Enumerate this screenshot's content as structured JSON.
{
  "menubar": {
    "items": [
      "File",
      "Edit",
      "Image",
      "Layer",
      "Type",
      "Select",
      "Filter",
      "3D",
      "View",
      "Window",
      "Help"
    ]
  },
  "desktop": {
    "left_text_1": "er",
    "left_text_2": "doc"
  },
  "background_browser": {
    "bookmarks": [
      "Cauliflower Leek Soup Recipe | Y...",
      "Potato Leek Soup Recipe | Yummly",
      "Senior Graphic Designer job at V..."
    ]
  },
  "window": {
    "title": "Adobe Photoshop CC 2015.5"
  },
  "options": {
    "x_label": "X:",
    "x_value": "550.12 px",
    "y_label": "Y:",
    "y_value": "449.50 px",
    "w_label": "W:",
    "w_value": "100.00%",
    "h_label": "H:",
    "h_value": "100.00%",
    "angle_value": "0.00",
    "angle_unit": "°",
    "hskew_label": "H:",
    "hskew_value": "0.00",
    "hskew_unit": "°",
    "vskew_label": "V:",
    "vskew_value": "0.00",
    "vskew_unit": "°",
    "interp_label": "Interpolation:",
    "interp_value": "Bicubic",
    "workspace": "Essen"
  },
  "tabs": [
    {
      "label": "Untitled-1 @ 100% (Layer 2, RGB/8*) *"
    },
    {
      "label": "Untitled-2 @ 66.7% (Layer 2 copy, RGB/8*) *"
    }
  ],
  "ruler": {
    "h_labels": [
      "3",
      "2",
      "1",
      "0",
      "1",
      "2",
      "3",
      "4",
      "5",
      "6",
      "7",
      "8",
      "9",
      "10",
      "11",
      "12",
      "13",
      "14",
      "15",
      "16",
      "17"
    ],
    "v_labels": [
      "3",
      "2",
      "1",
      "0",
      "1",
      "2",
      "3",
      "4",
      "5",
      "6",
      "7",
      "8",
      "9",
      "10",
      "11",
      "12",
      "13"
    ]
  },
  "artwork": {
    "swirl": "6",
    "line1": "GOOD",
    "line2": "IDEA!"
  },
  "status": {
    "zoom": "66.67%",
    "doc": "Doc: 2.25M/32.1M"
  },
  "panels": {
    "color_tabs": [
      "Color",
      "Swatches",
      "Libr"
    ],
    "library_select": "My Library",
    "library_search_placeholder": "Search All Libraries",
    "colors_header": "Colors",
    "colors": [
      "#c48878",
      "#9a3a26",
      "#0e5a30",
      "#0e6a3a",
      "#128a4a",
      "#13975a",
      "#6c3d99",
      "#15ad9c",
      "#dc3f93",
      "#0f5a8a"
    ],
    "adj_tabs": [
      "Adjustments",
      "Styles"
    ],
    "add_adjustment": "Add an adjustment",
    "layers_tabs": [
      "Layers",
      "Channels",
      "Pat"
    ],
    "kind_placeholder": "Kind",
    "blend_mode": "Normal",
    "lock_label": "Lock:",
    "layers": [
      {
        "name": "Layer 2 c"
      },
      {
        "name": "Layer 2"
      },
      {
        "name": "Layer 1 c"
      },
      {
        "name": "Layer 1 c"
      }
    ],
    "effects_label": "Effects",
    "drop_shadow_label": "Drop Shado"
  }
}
━━━━━━━━━━━━━━━━
Given problem: Output the records exactly, including every line.

Written answer:
Enumerate this screenshot's content as structured JSON.
{
  "menubar": {
    "items": [
      "File",
      "Edit",
      "Image",
      "Layer",
      "Type",
      "Select",
      "Filter",
      "3D",
      "View",
      "Window",
      "Help"
    ]
  },
  "desktop": {
    "left_text_1": "er",
    "left_text_2": "doc"
  },
  "background_browser": {
    "bookmarks": [
      "Cauliflower Leek Soup Recipe | Y...",
      "Potato Leek Soup Recipe | Yummly",
      "Senior Graphic Designer job at V..."
    ]
  },
  "window": {
    "title": "Adobe Photoshop CC 2015.5"
  },
  "options": {
    "x_label": "X:",
    "x_value": "550.12 px",
    "y_label": "Y:",
    "y_value": "449.50 px",
    "w_label": "W:",
    "w_value": "100.00%",
    "h_label": "H:",
    "h_value": "100.00%",
    "angle_value": "0.00",
    "angle_unit": "°",
    "hskew_label": "H:",
    "hskew_value": "0.00",
    "hskew_unit": "°",
    "vskew_label": "V:",
    "vskew_value": "0.00",
    "vskew_unit": "°",
    "interp_label": "Interpolation:",
    "interp_value": "Bicubic",
    "workspace": "Essen"
  },
  "tabs": [
    {
      "label": "Untitled-1 @ 100% (Layer 2, RGB/8*) *"
    },
    {
      "label": "Untitled-2 @ 66.7% (Layer 2 copy, RGB/8*) *"
    }
  ],
  "ruler": {
    "h_labels": [
      "3",
      "2",
      "1",
      "0",
      "1",
      "2",
      "3",
      "4",
      "5",
      "6",
      "7",
      "8",
      "9",
      "10",
      "11",
      "12",
      "13",
      "14",
      "15",
      "16",
      "17"
    ],
    "v_labels": [
      "3",
      "2",
      "1",
      "0",
      "1",
      "2",
      "3",
      "4",
      "5",
      "6",
      "7",
      "8",
      "9",
      "10",
      "11",
      "12",
      "13"
    ]
  },
  "artwork": {
    "swirl": "6",
    "line1": "GOOD",
    "line2": "IDEA!"
  },
  "status": {
    "zoom": "66.67%",
    "doc": "Doc: 2.25M/32.1M"
  },
  "panels": {
    "color_tabs": [
      "Color",
      "Swatches",
      "Libr"
    ],
    "library_select": "My Library",
    "library_search_placeholder": "Search All Libraries",
    "colors_header": "Colors",
    "colors": [
      "#c48878",
      "#9a3a26",
      "#0e5a30",
      "#0e6a3a",
      "#128a4a",
      "#13975a",
      "#6c3d99",
      "#15ad9c",
      "#dc3f93",
      "#0f5a8a"
    ],
    "adj_tabs": [
      "Adjustments",
      "Styles"
    ],
    "add_adjustment": "Add an adjustment",
    "layers_tabs": [
      "Layers",
      "Channels",
      "Pat"
    ],
    "kind_placeholder": "Kind",
    "blend_mode": "Normal",
    "lock_label": "Lock:",
    "layers": [
      {
        "name": "Layer 2 c"
      },
      {
        "name": "Layer 2"
      },
      {
        "name": "Layer 1 c"
      },
      {
        "name": "Layer 1 c"
      }
    ],
    "effects_label": "Effects",
    "drop_shadow_label": "Drop Shado"
  }
}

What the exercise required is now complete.